The request: Reproduce verbatim the entries beginning with the line containing "info-icon (334, 940, 370, 976)" and continuing through the line containing "mail-icon (230, 304, 254, 321)", including both of those lines.

Supplied records:
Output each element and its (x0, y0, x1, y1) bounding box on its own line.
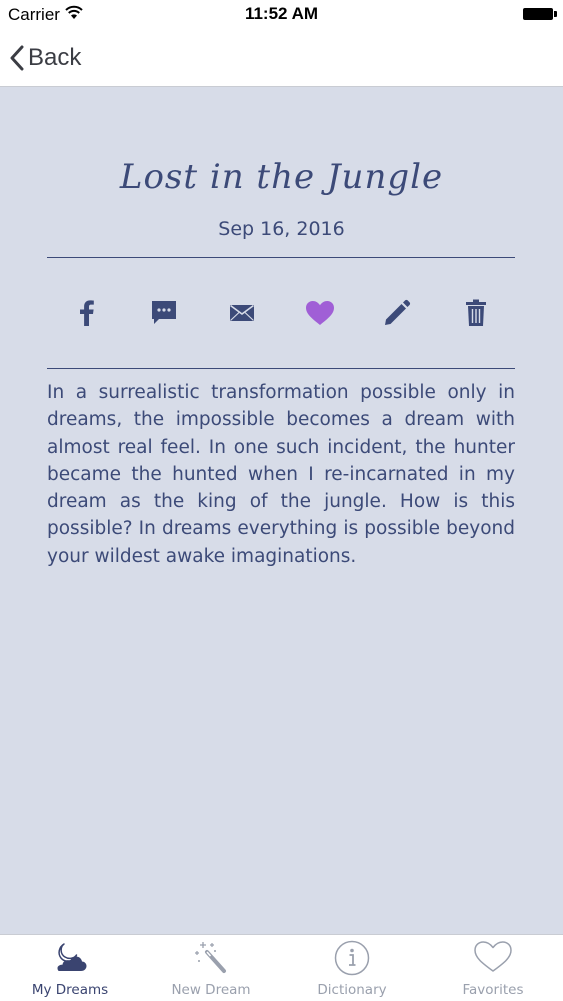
info-icon (334, 940, 370, 976)
facebook-share-button[interactable] (67, 292, 107, 334)
heart-icon (306, 301, 334, 325)
message-icon (152, 301, 176, 324)
navigation-bar: Back (0, 30, 563, 87)
back-label: Back (28, 44, 82, 71)
tab-label: Favorites (462, 982, 524, 998)
facebook-icon (80, 300, 94, 326)
magic-wand-icon (195, 942, 226, 973)
status-bar: Carrier 11:52 AM (0, 0, 563, 30)
battery-icon (523, 8, 557, 20)
dream-date: Sep 16, 2016 (218, 218, 345, 240)
tab-bar: My Dreams New Dream Dictionary Favorites (0, 934, 563, 1001)
clock: 11:52 AM (244, 4, 319, 23)
mail-icon (230, 304, 254, 321)
favorite-button[interactable] (300, 292, 340, 334)
email-share-button[interactable] (222, 292, 262, 334)
tab-new-dream[interactable]: New Dream (141, 935, 281, 1001)
divider (47, 368, 515, 369)
heart-outline-icon (474, 941, 512, 972)
moon-cloud-icon (57, 943, 87, 971)
edit-button[interactable] (377, 292, 417, 334)
delete-button[interactable] (456, 292, 496, 334)
tab-label: My Dreams (31, 982, 109, 998)
pencil-icon (385, 299, 411, 325)
dream-detail: Lost in the Jungle Sep 16, 2016 In a sur… (0, 87, 563, 934)
dream-title: Lost in the Jungle (119, 157, 444, 197)
chevron-left-icon (10, 45, 24, 71)
tab-label: Dictionary (317, 982, 387, 998)
tab-dictionary[interactable]: Dictionary (282, 935, 422, 1001)
trash-icon (466, 299, 486, 326)
tab-label: New Dream (171, 982, 251, 998)
dream-description: In a surrealistic transformation possibl… (47, 382, 515, 567)
divider (47, 257, 515, 258)
tab-my-dreams[interactable]: My Dreams (0, 935, 140, 1001)
tab-favorites[interactable]: Favorites (423, 935, 563, 1001)
back-button[interactable]: Back (10, 40, 81, 76)
message-share-button[interactable] (144, 292, 184, 334)
action-bar (47, 292, 515, 334)
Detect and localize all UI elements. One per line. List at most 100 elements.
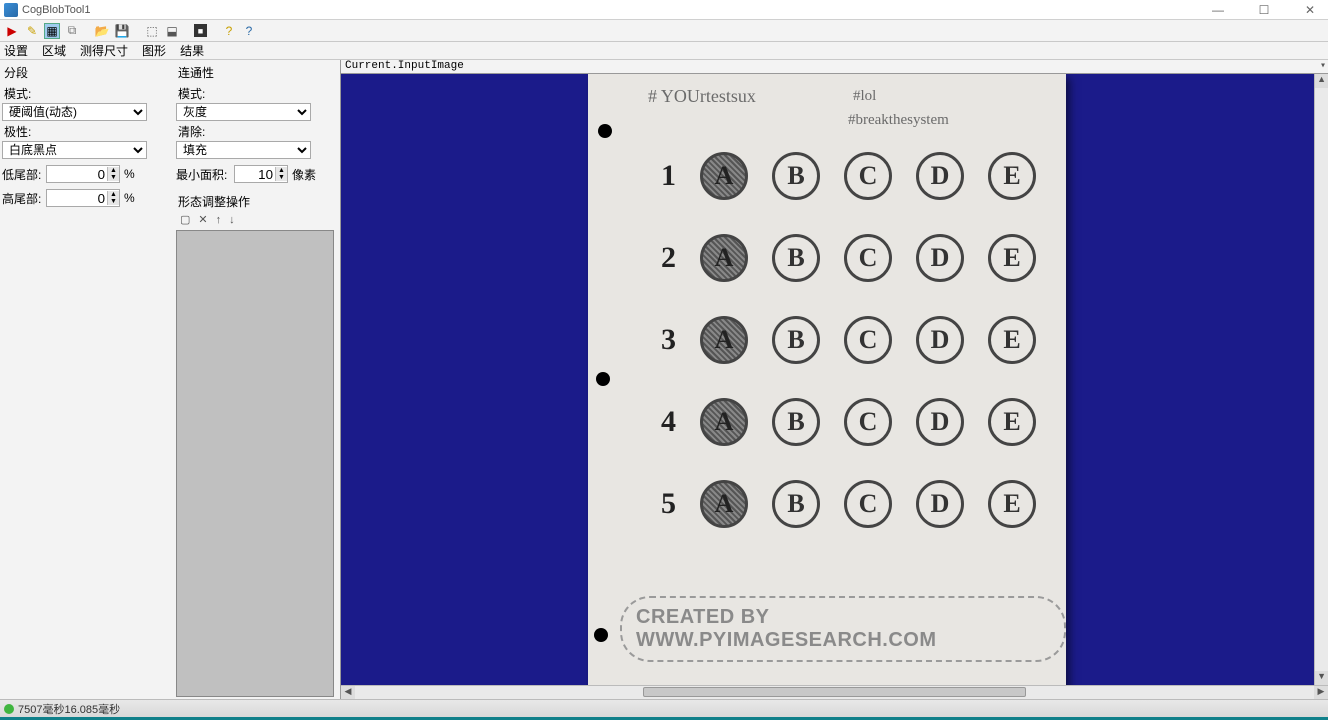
scroll-left-icon[interactable]: ◀: [341, 686, 355, 699]
hightail-spin[interactable]: ▲▼: [46, 189, 120, 207]
scroll-up-icon[interactable]: ▲: [1315, 74, 1328, 88]
lowtail-unit: %: [124, 167, 135, 181]
image-canvas[interactable]: # YOUrtestsux #lol #breakthesystem CREAT…: [341, 74, 1314, 685]
answer-bubble: A: [700, 398, 748, 446]
answer-bubble: E: [988, 480, 1036, 528]
scroll-down-icon[interactable]: ▼: [1315, 671, 1328, 685]
handwriting-2: #lol: [853, 88, 876, 105]
edit-icon[interactable]: ✎: [24, 23, 40, 39]
question-row: 3ABCDE: [656, 316, 1036, 364]
answer-bubble: D: [916, 316, 964, 364]
lowtail-up[interactable]: ▲: [107, 167, 119, 174]
question-number: 3: [656, 323, 676, 357]
scroll-thumb[interactable]: [643, 687, 1027, 697]
hightail-unit: %: [124, 191, 135, 205]
registration-dot-bot: [594, 628, 608, 642]
polarity-label: 极性:: [4, 123, 172, 140]
minarea-down[interactable]: ▼: [275, 174, 287, 181]
question-row: 5ABCDE: [656, 480, 1036, 528]
segment-header: 分段: [4, 64, 172, 81]
minimize-button[interactable]: —: [1204, 3, 1232, 17]
save-icon[interactable]: 💾: [114, 23, 130, 39]
watermark: CREATED BY WWW.PYIMAGESEARCH.COM: [620, 596, 1066, 662]
titlebar: CogBlobTool1 — ☐ ✕: [0, 0, 1328, 20]
image-caption-text: Current.InputImage: [345, 60, 464, 72]
tab-results[interactable]: 结果: [180, 42, 204, 59]
answer-bubble: B: [772, 480, 820, 528]
run-icon[interactable]: ▶: [4, 23, 20, 39]
morph-add-icon[interactable]: ▢: [180, 213, 190, 226]
question-row: 4ABCDE: [656, 398, 1036, 446]
tab-region[interactable]: 区域: [42, 42, 66, 59]
answer-bubble: C: [844, 480, 892, 528]
maximize-button[interactable]: ☐: [1250, 3, 1278, 17]
image-out-icon[interactable]: ⬓: [164, 23, 180, 39]
grid-icon[interactable]: ▦: [44, 23, 60, 39]
image-select-dropdown-icon[interactable]: ▾: [1320, 60, 1326, 72]
registration-dot-mid: [596, 372, 610, 386]
open-icon[interactable]: 📂: [94, 23, 110, 39]
statusbar: 7507毫秒16.085毫秒: [0, 699, 1328, 717]
clean-label: 清除:: [178, 123, 334, 140]
lowtail-down[interactable]: ▼: [107, 174, 119, 181]
toolbar: ▶ ✎ ▦ ⧉ 📂 💾 ⬚ ⬓ ■ ? ?: [0, 20, 1328, 42]
clean-select[interactable]: 填充: [176, 141, 311, 159]
help2-icon[interactable]: ?: [241, 23, 257, 39]
handwriting-3: #breakthesystem: [848, 112, 949, 129]
question-number: 4: [656, 405, 676, 439]
answer-bubble: E: [988, 152, 1036, 200]
answer-bubble: D: [916, 152, 964, 200]
lowtail-label: 低尾部:: [2, 166, 44, 183]
settings-panel: 分段 模式: 硬阈值(动态) 极性: 白底黑点 低尾部: ▲▼ % 高尾部: ▲…: [0, 60, 340, 699]
morph-up-icon[interactable]: ↑: [216, 214, 222, 226]
minarea-spin[interactable]: ▲▼: [234, 165, 288, 183]
answer-bubble: C: [844, 234, 892, 282]
morph-down-icon[interactable]: ↓: [229, 214, 235, 226]
morph-op-list[interactable]: [176, 230, 334, 697]
image-in-icon[interactable]: ⬚: [144, 23, 160, 39]
minarea-input[interactable]: [235, 166, 275, 182]
answer-bubble: E: [988, 234, 1036, 282]
image-caption: Current.InputImage ▾: [341, 60, 1328, 74]
mode-select[interactable]: 硬阈值(动态): [2, 103, 147, 121]
hightail-down[interactable]: ▼: [107, 198, 119, 205]
answer-bubble: D: [916, 480, 964, 528]
lowtail-input[interactable]: [47, 166, 107, 182]
answer-bubble: C: [844, 152, 892, 200]
morph-toolbar: ▢ ✕ ↑ ↓: [176, 211, 334, 228]
polarity-select[interactable]: 白底黑点: [2, 141, 147, 159]
tab-graphics[interactable]: 图形: [142, 42, 166, 59]
question-number: 1: [656, 159, 676, 193]
tab-bar: 设置 区域 测得尺寸 图形 结果: [0, 42, 1328, 60]
question-row: 1ABCDE: [656, 152, 1036, 200]
help-icon[interactable]: ?: [221, 23, 237, 39]
status-dot-icon: [4, 704, 14, 714]
close-button[interactable]: ✕: [1296, 3, 1324, 17]
conn-mode-label: 模式:: [178, 85, 334, 102]
morph-delete-icon[interactable]: ✕: [198, 213, 207, 226]
minarea-label: 最小面积:: [176, 166, 232, 183]
vertical-scrollbar[interactable]: ▲ ▼: [1314, 74, 1328, 685]
minarea-up[interactable]: ▲: [275, 167, 287, 174]
hightail-label: 高尾部:: [2, 190, 44, 207]
answer-bubble: C: [844, 398, 892, 446]
question-row: 2ABCDE: [656, 234, 1036, 282]
hightail-input[interactable]: [47, 190, 107, 206]
answer-bubble: A: [700, 316, 748, 364]
answer-bubble: B: [772, 152, 820, 200]
horizontal-scrollbar[interactable]: ◀ ▶: [341, 685, 1328, 699]
copy-icon[interactable]: ⧉: [64, 23, 80, 39]
answer-bubble: B: [772, 316, 820, 364]
answer-bubble: D: [916, 234, 964, 282]
scroll-right-icon[interactable]: ▶: [1314, 686, 1328, 699]
status-text: 7507毫秒16.085毫秒: [18, 701, 120, 717]
tab-settings[interactable]: 设置: [4, 42, 28, 59]
tab-measure[interactable]: 测得尺寸: [80, 42, 128, 59]
lowtail-spin[interactable]: ▲▼: [46, 165, 120, 183]
stop-icon[interactable]: ■: [194, 24, 207, 37]
conn-mode-select[interactable]: 灰度: [176, 103, 311, 121]
answer-bubble: A: [700, 480, 748, 528]
handwriting-1: # YOUrtestsux: [648, 86, 756, 107]
answer-bubble: A: [700, 234, 748, 282]
hightail-up[interactable]: ▲: [107, 191, 119, 198]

Complete response:
info-icon (334, 940, 370, 976)
facebook-share-button[interactable] (67, 292, 107, 334)
heart-icon (306, 301, 334, 325)
message-icon (152, 301, 176, 324)
navigation-bar: Back (0, 30, 563, 87)
back-label: Back (28, 44, 82, 71)
tab-label: Favorites (462, 982, 524, 998)
facebook-icon (80, 300, 94, 326)
magic-wand-icon (195, 942, 226, 973)
status-bar: Carrier 11:52 AM (0, 0, 563, 30)
battery-icon (523, 8, 557, 20)
dream-date: Sep 16, 2016 (218, 218, 345, 240)
tab-bar: My Dreams New Dream Dictionary Favorites (0, 934, 563, 1001)
clock: 11:52 AM (244, 4, 319, 23)
mail-icon (230, 304, 254, 321)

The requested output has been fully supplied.